All of the data should be output character for character, except the pictures.
── Source records ──
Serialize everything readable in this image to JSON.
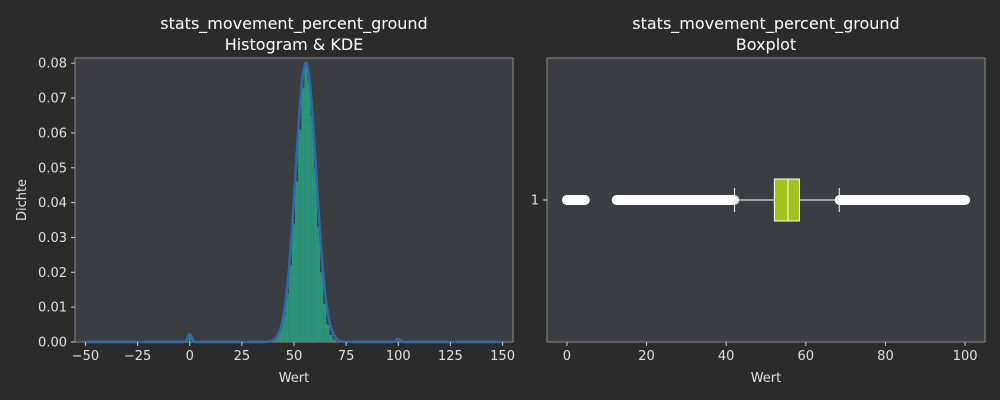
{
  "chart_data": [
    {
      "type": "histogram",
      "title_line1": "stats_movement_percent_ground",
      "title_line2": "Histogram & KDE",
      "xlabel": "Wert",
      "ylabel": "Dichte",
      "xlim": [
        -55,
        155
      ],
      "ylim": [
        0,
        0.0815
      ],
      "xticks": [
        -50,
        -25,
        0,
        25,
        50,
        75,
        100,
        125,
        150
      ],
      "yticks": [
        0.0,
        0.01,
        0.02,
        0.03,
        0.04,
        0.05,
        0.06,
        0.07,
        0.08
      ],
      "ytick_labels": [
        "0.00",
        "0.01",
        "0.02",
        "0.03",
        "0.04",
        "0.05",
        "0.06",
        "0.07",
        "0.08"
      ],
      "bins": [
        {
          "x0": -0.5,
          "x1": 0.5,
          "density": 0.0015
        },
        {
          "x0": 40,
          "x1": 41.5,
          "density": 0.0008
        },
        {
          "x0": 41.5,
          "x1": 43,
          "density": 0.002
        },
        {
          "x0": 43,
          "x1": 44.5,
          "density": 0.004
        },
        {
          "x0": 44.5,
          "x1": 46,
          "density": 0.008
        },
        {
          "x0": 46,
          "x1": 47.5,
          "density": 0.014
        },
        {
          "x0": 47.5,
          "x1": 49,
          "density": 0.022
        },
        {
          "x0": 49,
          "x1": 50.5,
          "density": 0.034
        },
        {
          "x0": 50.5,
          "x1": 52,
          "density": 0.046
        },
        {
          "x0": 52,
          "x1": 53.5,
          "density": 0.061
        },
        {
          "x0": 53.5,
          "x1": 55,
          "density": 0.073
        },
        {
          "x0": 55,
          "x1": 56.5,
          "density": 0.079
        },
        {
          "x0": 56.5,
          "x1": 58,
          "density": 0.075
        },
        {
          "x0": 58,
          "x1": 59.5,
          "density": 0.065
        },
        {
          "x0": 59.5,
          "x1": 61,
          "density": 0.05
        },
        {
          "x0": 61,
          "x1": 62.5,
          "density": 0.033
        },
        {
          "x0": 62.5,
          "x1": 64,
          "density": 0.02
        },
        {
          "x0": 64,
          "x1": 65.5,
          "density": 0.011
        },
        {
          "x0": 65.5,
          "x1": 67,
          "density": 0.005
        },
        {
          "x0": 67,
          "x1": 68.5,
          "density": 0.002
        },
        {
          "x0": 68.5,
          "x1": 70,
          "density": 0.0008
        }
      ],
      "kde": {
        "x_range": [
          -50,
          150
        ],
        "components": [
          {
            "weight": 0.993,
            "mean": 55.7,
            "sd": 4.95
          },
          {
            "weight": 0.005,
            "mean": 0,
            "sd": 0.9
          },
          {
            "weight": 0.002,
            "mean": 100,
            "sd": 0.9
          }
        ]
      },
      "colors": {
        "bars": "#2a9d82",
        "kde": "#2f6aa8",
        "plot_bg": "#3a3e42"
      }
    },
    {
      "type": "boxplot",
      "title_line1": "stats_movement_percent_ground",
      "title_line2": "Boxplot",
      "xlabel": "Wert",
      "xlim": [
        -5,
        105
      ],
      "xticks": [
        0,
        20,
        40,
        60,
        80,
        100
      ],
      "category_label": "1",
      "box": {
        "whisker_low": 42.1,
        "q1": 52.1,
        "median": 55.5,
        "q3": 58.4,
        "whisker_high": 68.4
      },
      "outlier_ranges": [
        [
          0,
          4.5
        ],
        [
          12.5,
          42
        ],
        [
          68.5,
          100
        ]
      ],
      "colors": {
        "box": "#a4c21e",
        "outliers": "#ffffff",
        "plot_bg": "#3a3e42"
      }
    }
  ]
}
───
Written solution:
Serialize everything readable in this image to JSON.
{
  "chart_data": [
    {
      "type": "histogram",
      "title_line1": "stats_movement_percent_ground",
      "title_line2": "Histogram & KDE",
      "xlabel": "Wert",
      "ylabel": "Dichte",
      "xlim": [
        -55,
        155
      ],
      "ylim": [
        0,
        0.0815
      ],
      "xticks": [
        -50,
        -25,
        0,
        25,
        50,
        75,
        100,
        125,
        150
      ],
      "yticks": [
        0.0,
        0.01,
        0.02,
        0.03,
        0.04,
        0.05,
        0.06,
        0.07,
        0.08
      ],
      "ytick_labels": [
        "0.00",
        "0.01",
        "0.02",
        "0.03",
        "0.04",
        "0.05",
        "0.06",
        "0.07",
        "0.08"
      ],
      "bins": [
        {
          "x0": -0.5,
          "x1": 0.5,
          "density": 0.0015
        },
        {
          "x0": 40,
          "x1": 41.5,
          "density": 0.0008
        },
        {
          "x0": 41.5,
          "x1": 43,
          "density": 0.002
        },
        {
          "x0": 43,
          "x1": 44.5,
          "density": 0.004
        },
        {
          "x0": 44.5,
          "x1": 46,
          "density": 0.008
        },
        {
          "x0": 46,
          "x1": 47.5,
          "density": 0.014
        },
        {
          "x0": 47.5,
          "x1": 49,
          "density": 0.022
        },
        {
          "x0": 49,
          "x1": 50.5,
          "density": 0.034
        },
        {
          "x0": 50.5,
          "x1": 52,
          "density": 0.046
        },
        {
          "x0": 52,
          "x1": 53.5,
          "density": 0.061
        },
        {
          "x0": 53.5,
          "x1": 55,
          "density": 0.073
        },
        {
          "x0": 55,
          "x1": 56.5,
          "density": 0.079
        },
        {
          "x0": 56.5,
          "x1": 58,
          "density": 0.075
        },
        {
          "x0": 58,
          "x1": 59.5,
          "density": 0.065
        },
        {
          "x0": 59.5,
          "x1": 61,
          "density": 0.05
        },
        {
          "x0": 61,
          "x1": 62.5,
          "density": 0.033
        },
        {
          "x0": 62.5,
          "x1": 64,
          "density": 0.02
        },
        {
          "x0": 64,
          "x1": 65.5,
          "density": 0.011
        },
        {
          "x0": 65.5,
          "x1": 67,
          "density": 0.005
        },
        {
          "x0": 67,
          "x1": 68.5,
          "density": 0.002
        },
        {
          "x0": 68.5,
          "x1": 70,
          "density": 0.0008
        }
      ],
      "kde": {
        "x_range": [
          -50,
          150
        ],
        "components": [
          {
            "weight": 0.993,
            "mean": 55.7,
            "sd": 4.95
          },
          {
            "weight": 0.005,
            "mean": 0,
            "sd": 0.9
          },
          {
            "weight": 0.002,
            "mean": 100,
            "sd": 0.9
          }
        ]
      },
      "colors": {
        "bars": "#2a9d82",
        "kde": "#2f6aa8",
        "plot_bg": "#3a3e42"
      }
    },
    {
      "type": "boxplot",
      "title_line1": "stats_movement_percent_ground",
      "title_line2": "Boxplot",
      "xlabel": "Wert",
      "xlim": [
        -5,
        105
      ],
      "xticks": [
        0,
        20,
        40,
        60,
        80,
        100
      ],
      "category_label": "1",
      "box": {
        "whisker_low": 42.1,
        "q1": 52.1,
        "median": 55.5,
        "q3": 58.4,
        "whisker_high": 68.4
      },
      "outlier_ranges": [
        [
          0,
          4.5
        ],
        [
          12.5,
          42
        ],
        [
          68.5,
          100
        ]
      ],
      "colors": {
        "box": "#a4c21e",
        "outliers": "#ffffff",
        "plot_bg": "#3a3e42"
      }
    }
  ]
}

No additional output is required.